***** GIVEN INFORMATION *****

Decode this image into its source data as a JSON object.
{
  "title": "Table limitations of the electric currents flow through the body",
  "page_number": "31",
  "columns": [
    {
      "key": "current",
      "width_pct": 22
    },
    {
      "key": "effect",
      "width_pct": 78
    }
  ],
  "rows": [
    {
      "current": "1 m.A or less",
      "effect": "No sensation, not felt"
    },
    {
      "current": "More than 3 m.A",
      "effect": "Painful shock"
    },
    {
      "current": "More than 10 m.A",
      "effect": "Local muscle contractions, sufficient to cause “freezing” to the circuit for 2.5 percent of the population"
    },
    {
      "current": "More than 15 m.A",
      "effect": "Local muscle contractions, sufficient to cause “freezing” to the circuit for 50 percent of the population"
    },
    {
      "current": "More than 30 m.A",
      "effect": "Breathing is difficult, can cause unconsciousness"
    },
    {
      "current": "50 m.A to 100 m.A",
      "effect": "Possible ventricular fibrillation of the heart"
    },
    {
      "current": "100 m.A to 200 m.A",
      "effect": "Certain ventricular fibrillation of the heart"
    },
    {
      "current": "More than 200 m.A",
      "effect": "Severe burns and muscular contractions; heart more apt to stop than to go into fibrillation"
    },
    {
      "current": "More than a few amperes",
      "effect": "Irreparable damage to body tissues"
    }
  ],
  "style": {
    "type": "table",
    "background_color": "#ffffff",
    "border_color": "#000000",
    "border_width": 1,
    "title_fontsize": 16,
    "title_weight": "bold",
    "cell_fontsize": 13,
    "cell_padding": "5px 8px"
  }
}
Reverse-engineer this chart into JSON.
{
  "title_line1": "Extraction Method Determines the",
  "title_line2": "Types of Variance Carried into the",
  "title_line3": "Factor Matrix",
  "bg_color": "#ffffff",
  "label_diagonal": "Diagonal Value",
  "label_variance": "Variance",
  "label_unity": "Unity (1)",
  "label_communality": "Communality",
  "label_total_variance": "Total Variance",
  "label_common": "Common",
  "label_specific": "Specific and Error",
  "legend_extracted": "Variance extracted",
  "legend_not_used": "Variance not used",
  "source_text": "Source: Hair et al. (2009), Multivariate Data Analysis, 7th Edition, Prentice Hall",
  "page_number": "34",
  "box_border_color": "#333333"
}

*****

Quote verbatim the line containing "Reverse-engineer this chart into JSON." and every line after it through the end of the records above.

CORRECT ANSWER ▸
Reverse-engineer this chart into JSON.
{
  "title_line1": "Extraction Method Determines the",
  "title_line2": "Types of Variance Carried into the",
  "title_line3": "Factor Matrix",
  "bg_color": "#ffffff",
  "label_diagonal": "Diagonal Value",
  "label_variance": "Variance",
  "label_unity": "Unity (1)",
  "label_communality": "Communality",
  "label_total_variance": "Total Variance",
  "label_common": "Common",
  "label_specific": "Specific and Error",
  "legend_extracted": "Variance extracted",
  "legend_not_used": "Variance not used",
  "source_text": "Source: Hair et al. (2009), Multivariate Data Analysis, 7th Edition, Prentice Hall",
  "page_number": "34",
  "box_border_color": "#333333"
}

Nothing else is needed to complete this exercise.